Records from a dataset
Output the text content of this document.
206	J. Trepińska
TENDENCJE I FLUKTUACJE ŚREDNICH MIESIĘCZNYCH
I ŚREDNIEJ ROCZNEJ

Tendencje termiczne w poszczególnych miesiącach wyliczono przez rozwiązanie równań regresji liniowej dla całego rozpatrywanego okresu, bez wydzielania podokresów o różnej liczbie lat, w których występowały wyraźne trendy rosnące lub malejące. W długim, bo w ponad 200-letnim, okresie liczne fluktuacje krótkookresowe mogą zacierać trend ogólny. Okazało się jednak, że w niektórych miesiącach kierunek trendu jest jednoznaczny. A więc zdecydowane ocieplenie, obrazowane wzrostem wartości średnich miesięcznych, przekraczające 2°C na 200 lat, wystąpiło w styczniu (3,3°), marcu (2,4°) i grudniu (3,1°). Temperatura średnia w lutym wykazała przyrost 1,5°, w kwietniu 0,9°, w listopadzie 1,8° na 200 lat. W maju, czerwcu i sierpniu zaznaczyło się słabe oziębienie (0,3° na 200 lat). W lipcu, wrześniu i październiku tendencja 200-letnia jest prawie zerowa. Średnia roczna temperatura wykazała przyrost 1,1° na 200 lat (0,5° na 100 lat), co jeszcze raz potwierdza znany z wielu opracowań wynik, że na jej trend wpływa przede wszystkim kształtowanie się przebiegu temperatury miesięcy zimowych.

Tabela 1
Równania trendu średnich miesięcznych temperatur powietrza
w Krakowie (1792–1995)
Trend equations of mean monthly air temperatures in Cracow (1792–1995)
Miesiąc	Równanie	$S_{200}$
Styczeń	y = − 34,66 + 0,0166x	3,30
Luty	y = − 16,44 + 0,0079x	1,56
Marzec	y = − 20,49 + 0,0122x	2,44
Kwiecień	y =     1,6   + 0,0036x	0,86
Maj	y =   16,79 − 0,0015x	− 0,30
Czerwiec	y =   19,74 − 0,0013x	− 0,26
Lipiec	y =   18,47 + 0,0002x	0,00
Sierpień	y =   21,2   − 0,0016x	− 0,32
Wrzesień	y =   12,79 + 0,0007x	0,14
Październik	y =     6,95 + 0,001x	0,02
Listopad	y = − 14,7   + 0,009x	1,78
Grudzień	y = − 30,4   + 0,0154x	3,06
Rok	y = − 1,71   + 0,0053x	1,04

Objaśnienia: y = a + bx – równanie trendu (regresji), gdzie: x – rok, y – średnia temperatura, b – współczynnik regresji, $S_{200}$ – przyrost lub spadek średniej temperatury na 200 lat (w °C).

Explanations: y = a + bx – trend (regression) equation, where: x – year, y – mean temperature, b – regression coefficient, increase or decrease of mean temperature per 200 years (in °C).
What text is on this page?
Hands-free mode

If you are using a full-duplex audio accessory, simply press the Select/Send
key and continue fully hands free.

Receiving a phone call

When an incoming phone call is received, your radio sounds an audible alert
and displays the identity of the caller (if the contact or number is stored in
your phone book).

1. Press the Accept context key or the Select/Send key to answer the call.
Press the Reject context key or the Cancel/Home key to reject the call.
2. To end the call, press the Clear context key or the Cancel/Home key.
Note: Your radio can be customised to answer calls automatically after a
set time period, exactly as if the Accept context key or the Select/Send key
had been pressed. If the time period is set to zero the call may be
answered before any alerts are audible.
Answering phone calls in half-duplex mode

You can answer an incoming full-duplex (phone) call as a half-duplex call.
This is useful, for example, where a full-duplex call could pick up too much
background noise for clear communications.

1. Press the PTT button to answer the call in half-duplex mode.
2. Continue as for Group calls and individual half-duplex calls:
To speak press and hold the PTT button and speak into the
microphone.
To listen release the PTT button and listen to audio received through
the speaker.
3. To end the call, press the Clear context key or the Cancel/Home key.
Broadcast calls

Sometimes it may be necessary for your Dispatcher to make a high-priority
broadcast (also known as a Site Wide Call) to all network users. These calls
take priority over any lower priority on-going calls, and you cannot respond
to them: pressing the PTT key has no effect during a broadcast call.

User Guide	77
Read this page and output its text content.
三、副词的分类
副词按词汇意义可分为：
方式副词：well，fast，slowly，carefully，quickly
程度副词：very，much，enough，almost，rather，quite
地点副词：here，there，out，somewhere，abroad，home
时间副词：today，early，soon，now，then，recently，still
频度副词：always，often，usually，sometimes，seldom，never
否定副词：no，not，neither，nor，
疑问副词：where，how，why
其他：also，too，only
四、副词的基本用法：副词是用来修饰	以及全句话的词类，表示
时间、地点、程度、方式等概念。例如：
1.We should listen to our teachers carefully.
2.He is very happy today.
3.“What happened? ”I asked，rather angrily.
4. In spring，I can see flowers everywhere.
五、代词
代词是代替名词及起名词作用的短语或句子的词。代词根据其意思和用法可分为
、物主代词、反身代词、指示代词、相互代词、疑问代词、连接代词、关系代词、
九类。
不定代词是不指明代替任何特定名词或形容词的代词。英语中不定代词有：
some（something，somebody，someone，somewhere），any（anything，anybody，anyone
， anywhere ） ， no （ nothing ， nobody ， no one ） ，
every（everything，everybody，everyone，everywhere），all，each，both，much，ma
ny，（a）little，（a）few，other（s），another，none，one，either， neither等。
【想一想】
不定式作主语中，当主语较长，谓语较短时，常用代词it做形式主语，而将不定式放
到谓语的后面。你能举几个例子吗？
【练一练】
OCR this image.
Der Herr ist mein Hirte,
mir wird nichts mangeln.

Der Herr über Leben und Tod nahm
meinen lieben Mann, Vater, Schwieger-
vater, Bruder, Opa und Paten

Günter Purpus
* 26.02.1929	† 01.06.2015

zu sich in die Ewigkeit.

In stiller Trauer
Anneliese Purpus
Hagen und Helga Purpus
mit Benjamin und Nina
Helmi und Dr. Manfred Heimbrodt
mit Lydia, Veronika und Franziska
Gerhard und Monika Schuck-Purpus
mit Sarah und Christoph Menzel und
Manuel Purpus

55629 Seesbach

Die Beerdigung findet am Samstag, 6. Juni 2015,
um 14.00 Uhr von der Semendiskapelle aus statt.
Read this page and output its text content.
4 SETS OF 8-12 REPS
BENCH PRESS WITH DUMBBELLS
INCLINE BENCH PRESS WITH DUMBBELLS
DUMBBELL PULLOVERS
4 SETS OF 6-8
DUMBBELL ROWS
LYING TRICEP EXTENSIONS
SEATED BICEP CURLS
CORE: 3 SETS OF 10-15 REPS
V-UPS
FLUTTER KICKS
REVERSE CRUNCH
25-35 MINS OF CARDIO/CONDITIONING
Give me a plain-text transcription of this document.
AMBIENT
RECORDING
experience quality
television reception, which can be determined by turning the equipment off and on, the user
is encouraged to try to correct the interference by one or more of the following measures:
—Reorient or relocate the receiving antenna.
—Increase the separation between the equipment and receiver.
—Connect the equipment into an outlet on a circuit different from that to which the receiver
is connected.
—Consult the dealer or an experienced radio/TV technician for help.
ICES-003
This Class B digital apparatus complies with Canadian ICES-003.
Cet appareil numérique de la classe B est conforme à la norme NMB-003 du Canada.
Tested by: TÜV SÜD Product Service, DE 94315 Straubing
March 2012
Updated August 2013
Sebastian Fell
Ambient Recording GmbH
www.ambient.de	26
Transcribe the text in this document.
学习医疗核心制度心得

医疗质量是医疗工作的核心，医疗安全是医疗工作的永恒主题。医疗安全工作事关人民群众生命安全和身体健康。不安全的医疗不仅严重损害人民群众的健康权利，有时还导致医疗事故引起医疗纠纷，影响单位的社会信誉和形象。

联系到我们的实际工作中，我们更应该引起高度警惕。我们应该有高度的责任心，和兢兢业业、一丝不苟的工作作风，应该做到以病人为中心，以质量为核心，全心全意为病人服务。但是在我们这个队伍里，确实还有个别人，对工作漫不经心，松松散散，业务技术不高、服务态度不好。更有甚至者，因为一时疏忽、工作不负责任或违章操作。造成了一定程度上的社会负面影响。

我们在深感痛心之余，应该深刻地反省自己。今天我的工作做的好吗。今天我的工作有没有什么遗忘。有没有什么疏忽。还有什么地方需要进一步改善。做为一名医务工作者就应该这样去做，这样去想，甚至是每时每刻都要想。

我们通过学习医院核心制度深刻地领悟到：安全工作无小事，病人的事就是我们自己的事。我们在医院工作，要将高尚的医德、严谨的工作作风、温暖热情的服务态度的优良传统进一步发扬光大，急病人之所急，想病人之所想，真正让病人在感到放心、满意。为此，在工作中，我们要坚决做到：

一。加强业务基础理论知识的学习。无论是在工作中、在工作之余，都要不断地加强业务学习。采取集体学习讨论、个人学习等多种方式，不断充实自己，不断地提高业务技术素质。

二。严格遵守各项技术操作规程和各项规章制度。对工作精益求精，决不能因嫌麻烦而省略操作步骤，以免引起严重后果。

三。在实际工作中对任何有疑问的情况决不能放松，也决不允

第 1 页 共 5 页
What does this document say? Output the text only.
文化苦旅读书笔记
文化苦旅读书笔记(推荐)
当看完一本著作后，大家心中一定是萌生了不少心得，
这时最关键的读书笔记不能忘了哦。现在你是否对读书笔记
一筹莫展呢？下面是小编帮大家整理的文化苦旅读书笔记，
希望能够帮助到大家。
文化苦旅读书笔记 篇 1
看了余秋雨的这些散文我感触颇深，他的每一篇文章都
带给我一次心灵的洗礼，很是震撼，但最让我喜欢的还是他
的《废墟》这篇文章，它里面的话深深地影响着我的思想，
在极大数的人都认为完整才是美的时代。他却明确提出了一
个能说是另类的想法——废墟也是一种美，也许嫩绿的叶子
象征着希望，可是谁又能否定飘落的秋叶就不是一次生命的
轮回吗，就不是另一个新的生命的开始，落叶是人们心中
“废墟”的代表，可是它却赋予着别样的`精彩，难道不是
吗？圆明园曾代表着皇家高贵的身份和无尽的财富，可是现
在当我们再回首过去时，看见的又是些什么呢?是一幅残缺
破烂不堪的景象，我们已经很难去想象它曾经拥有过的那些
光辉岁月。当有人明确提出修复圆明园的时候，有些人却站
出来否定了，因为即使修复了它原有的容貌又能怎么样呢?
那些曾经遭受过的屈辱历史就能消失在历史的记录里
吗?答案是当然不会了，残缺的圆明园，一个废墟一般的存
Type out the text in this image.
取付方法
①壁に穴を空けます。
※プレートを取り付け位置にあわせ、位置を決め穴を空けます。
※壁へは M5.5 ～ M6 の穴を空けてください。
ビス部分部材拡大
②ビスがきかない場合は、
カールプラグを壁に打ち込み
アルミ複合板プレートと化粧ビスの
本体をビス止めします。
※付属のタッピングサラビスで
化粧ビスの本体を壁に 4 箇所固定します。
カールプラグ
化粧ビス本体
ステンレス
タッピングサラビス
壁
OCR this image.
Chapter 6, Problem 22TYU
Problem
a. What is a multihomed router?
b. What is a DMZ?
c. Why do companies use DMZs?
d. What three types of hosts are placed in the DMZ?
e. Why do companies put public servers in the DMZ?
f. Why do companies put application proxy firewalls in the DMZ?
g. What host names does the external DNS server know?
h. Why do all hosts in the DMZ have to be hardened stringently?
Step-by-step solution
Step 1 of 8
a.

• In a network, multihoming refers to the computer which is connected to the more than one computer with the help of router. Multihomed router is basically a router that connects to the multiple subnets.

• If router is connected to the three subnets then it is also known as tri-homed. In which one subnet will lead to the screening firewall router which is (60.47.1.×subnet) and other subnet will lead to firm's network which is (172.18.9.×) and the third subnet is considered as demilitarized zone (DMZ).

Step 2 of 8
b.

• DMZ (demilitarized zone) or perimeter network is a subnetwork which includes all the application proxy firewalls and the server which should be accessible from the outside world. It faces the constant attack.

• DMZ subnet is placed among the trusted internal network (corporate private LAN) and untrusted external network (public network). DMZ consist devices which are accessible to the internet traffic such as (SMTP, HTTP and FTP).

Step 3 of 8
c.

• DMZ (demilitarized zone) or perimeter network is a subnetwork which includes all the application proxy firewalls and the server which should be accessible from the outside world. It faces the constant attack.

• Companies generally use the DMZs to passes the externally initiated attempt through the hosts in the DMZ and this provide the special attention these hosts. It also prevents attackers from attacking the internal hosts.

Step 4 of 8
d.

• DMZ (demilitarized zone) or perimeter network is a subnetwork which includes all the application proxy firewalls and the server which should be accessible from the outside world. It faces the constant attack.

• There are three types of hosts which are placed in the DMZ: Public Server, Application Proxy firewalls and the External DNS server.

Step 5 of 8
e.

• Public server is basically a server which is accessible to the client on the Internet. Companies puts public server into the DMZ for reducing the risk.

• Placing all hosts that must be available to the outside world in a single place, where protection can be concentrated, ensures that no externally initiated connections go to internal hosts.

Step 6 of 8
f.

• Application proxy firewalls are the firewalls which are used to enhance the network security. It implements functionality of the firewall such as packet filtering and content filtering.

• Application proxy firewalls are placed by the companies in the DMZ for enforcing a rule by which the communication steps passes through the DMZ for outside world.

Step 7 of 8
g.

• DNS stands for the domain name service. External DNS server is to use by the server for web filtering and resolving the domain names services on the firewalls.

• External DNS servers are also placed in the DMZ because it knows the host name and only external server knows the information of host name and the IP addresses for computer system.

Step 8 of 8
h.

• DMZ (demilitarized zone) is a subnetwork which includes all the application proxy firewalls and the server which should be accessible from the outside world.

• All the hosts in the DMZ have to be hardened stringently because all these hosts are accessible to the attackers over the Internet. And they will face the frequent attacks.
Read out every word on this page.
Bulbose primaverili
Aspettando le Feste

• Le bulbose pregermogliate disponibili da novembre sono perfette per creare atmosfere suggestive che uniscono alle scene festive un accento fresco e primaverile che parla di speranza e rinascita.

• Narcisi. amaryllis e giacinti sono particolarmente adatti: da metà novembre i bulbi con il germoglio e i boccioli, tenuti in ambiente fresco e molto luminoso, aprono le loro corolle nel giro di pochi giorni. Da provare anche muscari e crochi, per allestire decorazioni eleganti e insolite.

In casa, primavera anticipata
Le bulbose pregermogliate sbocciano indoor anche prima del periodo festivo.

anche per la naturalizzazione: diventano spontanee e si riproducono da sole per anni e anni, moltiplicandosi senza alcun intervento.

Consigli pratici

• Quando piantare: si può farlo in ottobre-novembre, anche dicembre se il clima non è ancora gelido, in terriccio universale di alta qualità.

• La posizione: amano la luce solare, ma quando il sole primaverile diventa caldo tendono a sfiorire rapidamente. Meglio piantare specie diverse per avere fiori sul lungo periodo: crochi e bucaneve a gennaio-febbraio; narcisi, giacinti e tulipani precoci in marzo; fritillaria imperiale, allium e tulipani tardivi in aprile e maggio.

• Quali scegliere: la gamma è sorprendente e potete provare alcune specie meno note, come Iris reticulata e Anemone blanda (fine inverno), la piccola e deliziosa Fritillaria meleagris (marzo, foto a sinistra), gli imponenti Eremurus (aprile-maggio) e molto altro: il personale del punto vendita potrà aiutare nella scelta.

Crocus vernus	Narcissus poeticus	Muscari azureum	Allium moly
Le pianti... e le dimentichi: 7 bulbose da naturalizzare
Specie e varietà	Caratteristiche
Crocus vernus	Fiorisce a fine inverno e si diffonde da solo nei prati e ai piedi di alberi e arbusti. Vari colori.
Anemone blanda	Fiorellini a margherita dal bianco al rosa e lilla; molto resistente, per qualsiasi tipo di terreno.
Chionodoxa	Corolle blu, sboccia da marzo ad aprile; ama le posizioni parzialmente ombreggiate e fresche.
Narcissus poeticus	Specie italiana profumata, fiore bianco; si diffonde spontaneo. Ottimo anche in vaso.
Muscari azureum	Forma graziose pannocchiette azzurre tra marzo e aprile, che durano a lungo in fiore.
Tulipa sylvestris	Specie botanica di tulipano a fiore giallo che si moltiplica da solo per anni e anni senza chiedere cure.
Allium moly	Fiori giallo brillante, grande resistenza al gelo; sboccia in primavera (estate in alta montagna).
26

• _TASK OBJECTIVE_: Pull out every line containing "router".

• _COMPLETE ANSWER_:
a. What is a multihomed router?
• In a network, multihoming refers to the computer which is connected to the more than one computer with the help of router. Multihomed router is basically a router that connects to the multiple subnets.
• If router is connected to the three subnets then it is also known as tri-homed. In which one subnet will lead to the screening firewall router which is (60.47.1.×subnet) and other subnet will lead to firm's network which is (172.18.9.×) and the third subnet is considered as demilitarized zone (DMZ).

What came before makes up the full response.